Records to process >>
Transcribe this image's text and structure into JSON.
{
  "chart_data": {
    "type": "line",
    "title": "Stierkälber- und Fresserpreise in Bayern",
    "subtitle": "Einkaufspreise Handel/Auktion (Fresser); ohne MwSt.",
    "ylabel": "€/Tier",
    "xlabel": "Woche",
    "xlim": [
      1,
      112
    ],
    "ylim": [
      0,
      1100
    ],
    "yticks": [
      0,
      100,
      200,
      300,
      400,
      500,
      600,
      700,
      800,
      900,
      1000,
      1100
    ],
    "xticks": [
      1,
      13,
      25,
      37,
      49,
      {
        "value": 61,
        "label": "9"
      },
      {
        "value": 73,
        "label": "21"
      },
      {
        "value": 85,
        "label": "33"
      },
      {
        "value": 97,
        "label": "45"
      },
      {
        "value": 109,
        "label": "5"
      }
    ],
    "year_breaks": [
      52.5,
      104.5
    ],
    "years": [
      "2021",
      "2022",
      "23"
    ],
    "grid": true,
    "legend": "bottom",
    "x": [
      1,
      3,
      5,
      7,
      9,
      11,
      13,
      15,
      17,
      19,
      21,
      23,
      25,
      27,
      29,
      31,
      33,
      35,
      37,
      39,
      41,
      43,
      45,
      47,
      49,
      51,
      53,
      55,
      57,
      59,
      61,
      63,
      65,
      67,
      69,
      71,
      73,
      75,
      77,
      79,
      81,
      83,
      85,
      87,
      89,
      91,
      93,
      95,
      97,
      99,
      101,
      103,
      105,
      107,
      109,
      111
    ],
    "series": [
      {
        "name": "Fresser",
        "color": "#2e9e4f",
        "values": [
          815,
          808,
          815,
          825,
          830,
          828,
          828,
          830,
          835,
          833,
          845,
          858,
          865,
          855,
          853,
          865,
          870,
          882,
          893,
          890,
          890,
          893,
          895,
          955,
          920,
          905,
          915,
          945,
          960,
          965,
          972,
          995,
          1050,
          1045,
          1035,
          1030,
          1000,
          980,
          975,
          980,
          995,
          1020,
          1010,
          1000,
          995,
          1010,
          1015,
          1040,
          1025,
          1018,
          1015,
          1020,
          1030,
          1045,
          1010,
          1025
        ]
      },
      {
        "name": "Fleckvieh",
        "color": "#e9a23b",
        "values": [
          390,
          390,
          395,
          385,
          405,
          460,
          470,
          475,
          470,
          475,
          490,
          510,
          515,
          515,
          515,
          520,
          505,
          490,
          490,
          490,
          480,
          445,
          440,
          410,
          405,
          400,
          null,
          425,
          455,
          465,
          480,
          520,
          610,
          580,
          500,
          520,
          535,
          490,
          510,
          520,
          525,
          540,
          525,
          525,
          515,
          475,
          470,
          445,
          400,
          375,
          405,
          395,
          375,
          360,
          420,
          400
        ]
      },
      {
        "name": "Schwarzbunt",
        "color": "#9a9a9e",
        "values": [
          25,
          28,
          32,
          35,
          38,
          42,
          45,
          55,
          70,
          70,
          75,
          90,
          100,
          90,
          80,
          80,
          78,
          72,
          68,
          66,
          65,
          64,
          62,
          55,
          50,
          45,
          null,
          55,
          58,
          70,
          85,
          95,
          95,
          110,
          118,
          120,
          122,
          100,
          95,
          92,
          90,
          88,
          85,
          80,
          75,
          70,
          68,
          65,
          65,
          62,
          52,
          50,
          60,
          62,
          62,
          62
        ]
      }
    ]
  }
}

Goal >>
From the data above, work out how many lines contain the string "name" and reply with only the number.

Exercise solution >>
3